Problem. Lift out all lines below that contain "shock".

Records to process.
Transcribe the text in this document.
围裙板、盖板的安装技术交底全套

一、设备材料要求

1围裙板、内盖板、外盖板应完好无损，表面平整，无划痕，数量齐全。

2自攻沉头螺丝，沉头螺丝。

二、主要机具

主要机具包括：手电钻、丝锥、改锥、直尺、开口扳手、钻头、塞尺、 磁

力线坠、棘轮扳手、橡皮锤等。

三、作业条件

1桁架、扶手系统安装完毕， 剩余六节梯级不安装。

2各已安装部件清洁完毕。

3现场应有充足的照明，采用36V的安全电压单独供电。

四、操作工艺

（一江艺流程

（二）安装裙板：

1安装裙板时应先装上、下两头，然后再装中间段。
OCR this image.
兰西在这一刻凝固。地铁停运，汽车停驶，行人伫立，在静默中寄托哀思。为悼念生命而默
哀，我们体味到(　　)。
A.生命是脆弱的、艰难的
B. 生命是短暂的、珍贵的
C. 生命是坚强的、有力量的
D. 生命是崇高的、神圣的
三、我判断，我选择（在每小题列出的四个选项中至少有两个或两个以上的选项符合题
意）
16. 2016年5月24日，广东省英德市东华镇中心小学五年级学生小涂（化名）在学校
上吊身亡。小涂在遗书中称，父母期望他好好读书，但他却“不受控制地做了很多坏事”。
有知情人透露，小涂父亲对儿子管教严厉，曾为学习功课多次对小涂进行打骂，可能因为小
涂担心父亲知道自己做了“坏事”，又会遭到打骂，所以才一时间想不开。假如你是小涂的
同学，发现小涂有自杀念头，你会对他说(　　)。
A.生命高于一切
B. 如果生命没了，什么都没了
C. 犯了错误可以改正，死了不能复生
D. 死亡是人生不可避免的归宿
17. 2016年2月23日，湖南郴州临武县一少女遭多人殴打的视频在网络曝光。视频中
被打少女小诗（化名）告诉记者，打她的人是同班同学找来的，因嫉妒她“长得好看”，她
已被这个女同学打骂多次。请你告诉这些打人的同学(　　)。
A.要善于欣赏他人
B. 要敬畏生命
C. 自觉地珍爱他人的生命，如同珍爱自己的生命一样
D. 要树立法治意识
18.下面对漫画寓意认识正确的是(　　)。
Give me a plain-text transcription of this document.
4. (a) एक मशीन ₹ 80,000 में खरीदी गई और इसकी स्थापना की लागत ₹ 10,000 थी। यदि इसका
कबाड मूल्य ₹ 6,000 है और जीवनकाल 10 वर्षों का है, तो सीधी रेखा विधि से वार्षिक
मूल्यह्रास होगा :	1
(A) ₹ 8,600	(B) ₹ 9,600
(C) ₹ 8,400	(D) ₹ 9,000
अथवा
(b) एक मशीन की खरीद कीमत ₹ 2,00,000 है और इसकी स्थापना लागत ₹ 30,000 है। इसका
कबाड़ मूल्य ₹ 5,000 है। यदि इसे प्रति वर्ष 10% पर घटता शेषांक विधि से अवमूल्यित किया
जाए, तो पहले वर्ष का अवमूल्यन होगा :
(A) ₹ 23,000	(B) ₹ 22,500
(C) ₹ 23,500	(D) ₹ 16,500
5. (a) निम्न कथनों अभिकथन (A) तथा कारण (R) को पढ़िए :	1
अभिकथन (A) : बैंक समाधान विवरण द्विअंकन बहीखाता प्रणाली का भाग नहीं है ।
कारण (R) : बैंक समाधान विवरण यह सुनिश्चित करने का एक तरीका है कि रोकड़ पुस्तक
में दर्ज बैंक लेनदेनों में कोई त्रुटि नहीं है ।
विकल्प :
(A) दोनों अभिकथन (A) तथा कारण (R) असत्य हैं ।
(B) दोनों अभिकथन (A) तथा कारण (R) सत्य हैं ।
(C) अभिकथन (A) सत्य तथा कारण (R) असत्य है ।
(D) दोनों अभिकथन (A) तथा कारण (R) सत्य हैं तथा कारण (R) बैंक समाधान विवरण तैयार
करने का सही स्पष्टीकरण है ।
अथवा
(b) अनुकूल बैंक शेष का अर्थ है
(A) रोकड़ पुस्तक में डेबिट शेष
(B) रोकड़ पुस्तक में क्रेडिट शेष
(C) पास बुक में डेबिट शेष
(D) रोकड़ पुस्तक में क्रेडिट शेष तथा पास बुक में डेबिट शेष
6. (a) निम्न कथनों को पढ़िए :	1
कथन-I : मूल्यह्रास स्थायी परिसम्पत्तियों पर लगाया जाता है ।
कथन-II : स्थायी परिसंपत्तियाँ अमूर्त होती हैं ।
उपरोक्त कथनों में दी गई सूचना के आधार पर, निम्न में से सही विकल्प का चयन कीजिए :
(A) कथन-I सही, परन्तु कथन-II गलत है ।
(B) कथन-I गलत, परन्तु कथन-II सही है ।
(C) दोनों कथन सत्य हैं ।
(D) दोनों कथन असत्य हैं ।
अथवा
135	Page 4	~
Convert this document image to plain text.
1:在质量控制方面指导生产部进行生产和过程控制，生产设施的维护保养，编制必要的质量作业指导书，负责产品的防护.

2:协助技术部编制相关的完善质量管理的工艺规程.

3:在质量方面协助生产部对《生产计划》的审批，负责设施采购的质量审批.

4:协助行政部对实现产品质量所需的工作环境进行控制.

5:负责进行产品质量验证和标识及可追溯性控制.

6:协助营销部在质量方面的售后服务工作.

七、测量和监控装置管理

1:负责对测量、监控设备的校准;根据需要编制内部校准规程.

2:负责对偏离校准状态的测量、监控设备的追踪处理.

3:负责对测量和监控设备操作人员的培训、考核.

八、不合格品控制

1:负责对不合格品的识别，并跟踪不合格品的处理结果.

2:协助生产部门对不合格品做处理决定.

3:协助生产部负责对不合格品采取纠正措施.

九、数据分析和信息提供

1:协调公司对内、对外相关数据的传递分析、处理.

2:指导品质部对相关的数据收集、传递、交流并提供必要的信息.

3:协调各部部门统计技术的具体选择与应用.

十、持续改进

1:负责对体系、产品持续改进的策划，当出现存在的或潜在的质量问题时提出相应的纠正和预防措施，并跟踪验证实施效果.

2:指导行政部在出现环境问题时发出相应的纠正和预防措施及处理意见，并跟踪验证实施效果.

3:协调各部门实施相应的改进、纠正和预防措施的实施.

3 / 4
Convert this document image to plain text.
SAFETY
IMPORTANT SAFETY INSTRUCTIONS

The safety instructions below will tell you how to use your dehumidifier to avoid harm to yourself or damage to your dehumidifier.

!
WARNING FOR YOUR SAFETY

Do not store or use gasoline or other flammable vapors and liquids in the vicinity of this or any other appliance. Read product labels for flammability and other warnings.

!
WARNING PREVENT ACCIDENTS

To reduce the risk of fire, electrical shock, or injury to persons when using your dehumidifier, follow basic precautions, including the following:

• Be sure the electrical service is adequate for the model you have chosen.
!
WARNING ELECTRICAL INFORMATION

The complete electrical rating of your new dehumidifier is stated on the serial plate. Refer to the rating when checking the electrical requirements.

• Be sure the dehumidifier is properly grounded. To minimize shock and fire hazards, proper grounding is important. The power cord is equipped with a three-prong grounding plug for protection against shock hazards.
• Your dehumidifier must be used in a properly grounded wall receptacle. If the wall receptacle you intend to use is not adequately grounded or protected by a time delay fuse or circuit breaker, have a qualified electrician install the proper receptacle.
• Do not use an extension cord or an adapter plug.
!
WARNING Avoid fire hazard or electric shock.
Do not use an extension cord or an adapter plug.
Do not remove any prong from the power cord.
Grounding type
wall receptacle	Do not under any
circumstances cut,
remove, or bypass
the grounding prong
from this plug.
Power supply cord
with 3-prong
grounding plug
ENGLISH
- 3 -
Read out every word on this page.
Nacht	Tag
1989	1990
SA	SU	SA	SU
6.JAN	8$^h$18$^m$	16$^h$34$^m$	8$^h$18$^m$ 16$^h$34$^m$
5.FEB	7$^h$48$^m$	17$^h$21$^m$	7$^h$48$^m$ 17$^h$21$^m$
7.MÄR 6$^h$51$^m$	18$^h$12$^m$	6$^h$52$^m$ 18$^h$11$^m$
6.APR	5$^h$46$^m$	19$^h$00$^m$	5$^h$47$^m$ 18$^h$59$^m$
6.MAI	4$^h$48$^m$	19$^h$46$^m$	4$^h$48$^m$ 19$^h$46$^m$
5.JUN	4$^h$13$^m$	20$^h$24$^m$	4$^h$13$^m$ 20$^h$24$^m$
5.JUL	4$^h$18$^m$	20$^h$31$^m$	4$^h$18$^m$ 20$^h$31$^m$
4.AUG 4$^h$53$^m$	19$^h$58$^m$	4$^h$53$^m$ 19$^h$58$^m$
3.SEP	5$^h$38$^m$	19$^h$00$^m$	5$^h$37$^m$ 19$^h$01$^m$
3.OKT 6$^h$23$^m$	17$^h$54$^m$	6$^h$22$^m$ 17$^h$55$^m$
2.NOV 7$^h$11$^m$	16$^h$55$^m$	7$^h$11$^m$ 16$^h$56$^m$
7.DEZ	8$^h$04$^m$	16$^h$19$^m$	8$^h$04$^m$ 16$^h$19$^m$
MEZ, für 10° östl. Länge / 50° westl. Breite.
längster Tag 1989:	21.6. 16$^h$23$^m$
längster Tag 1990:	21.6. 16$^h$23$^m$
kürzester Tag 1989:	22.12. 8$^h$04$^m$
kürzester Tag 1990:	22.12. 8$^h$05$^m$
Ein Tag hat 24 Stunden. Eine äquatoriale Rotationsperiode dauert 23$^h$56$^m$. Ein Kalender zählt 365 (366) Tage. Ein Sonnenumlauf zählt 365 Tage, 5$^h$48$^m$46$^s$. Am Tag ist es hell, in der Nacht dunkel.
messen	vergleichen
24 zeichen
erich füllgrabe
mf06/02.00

Result.
To reduce the risk of fire, electrical shock, or injury to persons when using your dehumidifier, follow basic precautions, including the following:
• Be sure the dehumidifier is properly grounded. To minimize shock and fire hazards, proper grounding is important. The power cord is equipped with a three-prong grounding plug for protection against shock hazards.
WARNING Avoid fire hazard or electric shock.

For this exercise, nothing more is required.